**WHAT IS ASKED:**
Reproduce the full listing that appears beneath this instruction exactly.

**EXERCISE INPUTS:**

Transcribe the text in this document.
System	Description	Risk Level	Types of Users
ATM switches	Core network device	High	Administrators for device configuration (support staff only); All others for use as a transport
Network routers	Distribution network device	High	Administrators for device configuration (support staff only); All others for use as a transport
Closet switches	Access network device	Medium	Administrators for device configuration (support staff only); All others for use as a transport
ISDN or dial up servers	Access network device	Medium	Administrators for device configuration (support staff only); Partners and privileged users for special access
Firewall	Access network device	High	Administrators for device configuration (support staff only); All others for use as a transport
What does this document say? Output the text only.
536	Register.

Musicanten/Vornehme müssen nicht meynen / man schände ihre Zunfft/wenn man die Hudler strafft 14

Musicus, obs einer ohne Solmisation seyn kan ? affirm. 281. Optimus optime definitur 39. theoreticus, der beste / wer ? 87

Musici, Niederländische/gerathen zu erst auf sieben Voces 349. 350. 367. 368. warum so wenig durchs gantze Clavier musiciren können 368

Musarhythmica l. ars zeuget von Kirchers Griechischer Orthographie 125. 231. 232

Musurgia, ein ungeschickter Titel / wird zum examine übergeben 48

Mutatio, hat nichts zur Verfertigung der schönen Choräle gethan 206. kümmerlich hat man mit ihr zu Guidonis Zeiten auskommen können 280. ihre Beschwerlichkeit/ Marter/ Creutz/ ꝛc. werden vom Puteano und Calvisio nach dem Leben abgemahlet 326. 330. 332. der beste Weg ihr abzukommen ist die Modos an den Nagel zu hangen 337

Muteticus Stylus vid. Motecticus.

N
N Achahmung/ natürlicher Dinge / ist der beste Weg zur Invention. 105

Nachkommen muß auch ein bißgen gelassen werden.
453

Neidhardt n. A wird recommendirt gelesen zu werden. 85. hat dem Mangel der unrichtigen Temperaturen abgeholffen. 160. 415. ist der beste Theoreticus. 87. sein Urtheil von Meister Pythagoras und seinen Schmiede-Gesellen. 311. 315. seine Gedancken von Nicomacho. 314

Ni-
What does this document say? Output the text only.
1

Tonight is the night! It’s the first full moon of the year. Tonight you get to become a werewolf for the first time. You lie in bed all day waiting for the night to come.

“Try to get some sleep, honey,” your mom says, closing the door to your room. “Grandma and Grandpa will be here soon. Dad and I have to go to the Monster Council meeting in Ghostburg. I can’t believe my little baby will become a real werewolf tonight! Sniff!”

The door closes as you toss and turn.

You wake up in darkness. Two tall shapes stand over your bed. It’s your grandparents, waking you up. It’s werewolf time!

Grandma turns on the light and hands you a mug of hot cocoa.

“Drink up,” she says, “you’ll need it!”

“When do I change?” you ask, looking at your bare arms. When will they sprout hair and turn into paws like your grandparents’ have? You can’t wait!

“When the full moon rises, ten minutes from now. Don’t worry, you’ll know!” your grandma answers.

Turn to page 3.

**TASK SOLUTION:**
Transcribe the text in this document.
System	Description	Risk Level	Types of Users
ATM switches	Core network device	High	Administrators for device configuration (support staff only); All others for use as a transport
Network routers	Distribution network device	High	Administrators for device configuration (support staff only); All others for use as a transport
Closet switches	Access network device	Medium	Administrators for device configuration (support staff only); All others for use as a transport
ISDN or dial up servers	Access network device	Medium	Administrators for device configuration (support staff only); Partners and privileged users for special access
Firewall	Access network device	High	Administrators for device configuration (support staff only); All others for use as a transport
What does this document say? Output the text only.
536	Register.

Musicanten/Vornehme müssen nicht meynen / man schände ihre Zunfft/wenn man die Hudler strafft 14

Musicus, obs einer ohne Solmisation seyn kan ? affirm. 281. Optimus optime definitur 39. theoreticus, der beste / wer ? 87

Musici, Niederländische/gerathen zu erst auf sieben Voces 349. 350. 367. 368. warum so wenig durchs gantze Clavier musiciren können 368

Musarhythmica l. ars zeuget von Kirchers Griechischer Orthographie 125. 231. 232

Musurgia, ein ungeschickter Titel / wird zum examine übergeben 48

Mutatio, hat nichts zur Verfertigung der schönen Choräle gethan 206. kümmerlich hat man mit ihr zu Guidonis Zeiten auskommen können 280. ihre Beschwerlichkeit/ Marter/ Creutz/ ꝛc. werden vom Puteano und Calvisio nach dem Leben abgemahlet 326. 330. 332. der beste Weg ihr abzukommen ist die Modos an den Nagel zu hangen 337

Muteticus Stylus vid. Motecticus.

N
N Achahmung/ natürlicher Dinge / ist der beste Weg zur Invention. 105

Nachkommen muß auch ein bißgen gelassen werden.
453

Neidhardt n. A wird recommendirt gelesen zu werden. 85. hat dem Mangel der unrichtigen Temperaturen abgeholffen. 160. 415. ist der beste Theoreticus. 87. sein Urtheil von Meister Pythagoras und seinen Schmiede-Gesellen. 311. 315. seine Gedancken von Nicomacho. 314

Ni-
What does this document say? Output the text only.
1

Tonight is the night! It’s the first full moon of the year. Tonight you get to become a werewolf for the first time. You lie in bed all day waiting for the night to come.

“Try to get some sleep, honey,” your mom says, closing the door to your room. “Grandma and Grandpa will be here soon. Dad and I have to go to the Monster Council meeting in Ghostburg. I can’t believe my little baby will become a real werewolf tonight! Sniff!”

The door closes as you toss and turn.

You wake up in darkness. Two tall shapes stand over your bed. It’s your grandparents, waking you up. It’s werewolf time!

Grandma turns on the light and hands you a mug of hot cocoa.

“Drink up,” she says, “you’ll need it!”

“When do I change?” you ask, looking at your bare arms. When will they sprout hair and turn into paws like your grandparents’ have? You can’t wait!

“When the full moon rises, ten minutes from now. Don’t worry, you’ll know!” your grandma answers.

Turn to page 3.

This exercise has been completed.